* begin GIVEN RECORDS *

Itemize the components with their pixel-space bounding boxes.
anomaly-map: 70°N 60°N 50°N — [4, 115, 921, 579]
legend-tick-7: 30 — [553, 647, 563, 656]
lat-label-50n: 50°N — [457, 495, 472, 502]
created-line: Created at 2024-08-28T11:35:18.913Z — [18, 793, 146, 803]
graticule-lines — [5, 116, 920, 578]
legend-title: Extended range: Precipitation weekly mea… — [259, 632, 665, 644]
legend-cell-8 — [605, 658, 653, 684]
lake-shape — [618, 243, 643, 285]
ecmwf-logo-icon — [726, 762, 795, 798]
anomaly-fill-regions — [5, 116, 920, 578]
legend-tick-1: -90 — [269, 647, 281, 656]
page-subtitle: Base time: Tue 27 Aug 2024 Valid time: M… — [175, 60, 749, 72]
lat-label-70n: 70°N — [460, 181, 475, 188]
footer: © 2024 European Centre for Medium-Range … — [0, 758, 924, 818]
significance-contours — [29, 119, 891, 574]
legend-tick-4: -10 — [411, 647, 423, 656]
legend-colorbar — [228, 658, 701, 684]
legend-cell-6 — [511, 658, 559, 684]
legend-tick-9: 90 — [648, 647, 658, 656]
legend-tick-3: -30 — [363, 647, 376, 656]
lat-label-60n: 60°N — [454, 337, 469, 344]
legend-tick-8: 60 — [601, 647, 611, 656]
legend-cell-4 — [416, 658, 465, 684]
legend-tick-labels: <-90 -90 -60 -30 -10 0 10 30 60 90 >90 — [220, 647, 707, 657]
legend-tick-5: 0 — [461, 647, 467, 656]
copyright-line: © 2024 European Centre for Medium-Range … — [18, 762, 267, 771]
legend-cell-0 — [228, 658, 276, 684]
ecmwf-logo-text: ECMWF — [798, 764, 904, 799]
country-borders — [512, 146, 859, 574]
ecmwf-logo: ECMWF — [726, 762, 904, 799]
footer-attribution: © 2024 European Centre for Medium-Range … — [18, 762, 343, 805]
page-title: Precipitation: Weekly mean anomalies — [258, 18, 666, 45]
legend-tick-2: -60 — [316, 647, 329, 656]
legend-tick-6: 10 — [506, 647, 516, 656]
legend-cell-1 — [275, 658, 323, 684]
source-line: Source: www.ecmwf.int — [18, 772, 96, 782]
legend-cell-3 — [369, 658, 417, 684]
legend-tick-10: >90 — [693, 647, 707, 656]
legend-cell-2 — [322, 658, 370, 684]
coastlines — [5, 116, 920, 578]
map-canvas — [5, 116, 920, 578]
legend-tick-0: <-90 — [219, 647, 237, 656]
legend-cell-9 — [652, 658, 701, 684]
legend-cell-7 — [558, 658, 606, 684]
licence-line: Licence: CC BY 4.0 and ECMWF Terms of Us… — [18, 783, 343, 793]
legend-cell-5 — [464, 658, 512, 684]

* end GIVEN RECORDS *

### PROBLEM STATEMENT
Recast the material above as a JSON list of strings, with one string per line and any blank lines omitted.

### RESPONSE TO THE TASK
[
  "Itemize the components with their pixel-space bounding boxes.",
  "anomaly-map: 70°N 60°N 50°N — [4, 115, 921, 579]",
  "legend-tick-7: 30 — [553, 647, 563, 656]",
  "lat-label-50n: 50°N — [457, 495, 472, 502]",
  "created-line: Created at 2024-08-28T11:35:18.913Z — [18, 793, 146, 803]",
  "graticule-lines — [5, 116, 920, 578]",
  "legend-title: Extended range: Precipitation weekly mea… — [259, 632, 665, 644]",
  "legend-cell-8 — [605, 658, 653, 684]",
  "lake-shape — [618, 243, 643, 285]",
  "ecmwf-logo-icon — [726, 762, 795, 798]",
  "anomaly-fill-regions — [5, 116, 920, 578]",
  "legend-tick-1: -90 — [269, 647, 281, 656]",
  "page-subtitle: Base time: Tue 27 Aug 2024 Valid time: M… — [175, 60, 749, 72]",
  "lat-label-70n: 70°N — [460, 181, 475, 188]",
  "footer: © 2024 European Centre for Medium-Range … — [0, 758, 924, 818]",
  "significance-contours — [29, 119, 891, 574]",
  "legend-tick-4: -10 — [411, 647, 423, 656]",
  "legend-colorbar — [228, 658, 701, 684]",
  "legend-cell-6 — [511, 658, 559, 684]",
  "legend-tick-9: 90 — [648, 647, 658, 656]",
  "legend-tick-3: -30 — [363, 647, 376, 656]",
  "lat-label-60n: 60°N — [454, 337, 469, 344]",
  "legend-tick-8: 60 — [601, 647, 611, 656]",
  "legend-cell-4 — [416, 658, 465, 684]",
  "legend-tick-labels: <-90 -90 -60 -30 -10 0 10 30 60 90 >90 — [220, 647, 707, 657]",
  "legend-tick-5: 0 — [461, 647, 467, 656]",
  "copyright-line: © 2024 European Centre for Medium-Range … — [18, 762, 267, 771]",
  "legend-cell-0 — [228, 658, 276, 684]",
  "ecmwf-logo-text: ECMWF — [798, 764, 904, 799]",
  "country-borders — [512, 146, 859, 574]",
  "ecmwf-logo: ECMWF — [726, 762, 904, 799]",
  "footer-attribution: © 2024 European Centre for Medium-Range … — [18, 762, 343, 805]",
  "page-title: Precipitation: Weekly mean anomalies — [258, 18, 666, 45]",
  "legend-tick-2: -60 — [316, 647, 329, 656]",
  "legend-tick-6: 10 — [506, 647, 516, 656]",
  "legend-cell-1 — [275, 658, 323, 684]",
  "source-line: Source: www.ecmwf.int — [18, 772, 96, 782]",
  "legend-cell-3 — [369, 658, 417, 684]",
  "legend-tick-10: >90 — [693, 647, 707, 656]",
  "legend-cell-2 — [322, 658, 370, 684]",
  "coastlines — [5, 116, 920, 578]",
  "map-canvas — [5, 116, 920, 578]",
  "legend-tick-0: <-90 — [219, 647, 237, 656]",
  "legend-cell-9 — [652, 658, 701, 684]",
  "legend-cell-7 — [558, 658, 606, 684]",
  "licence-line: Licence: CC BY 4.0 and ECMWF Terms of Us… — [18, 783, 343, 793]",
  "legend-cell-5 — [464, 658, 512, 684]"
]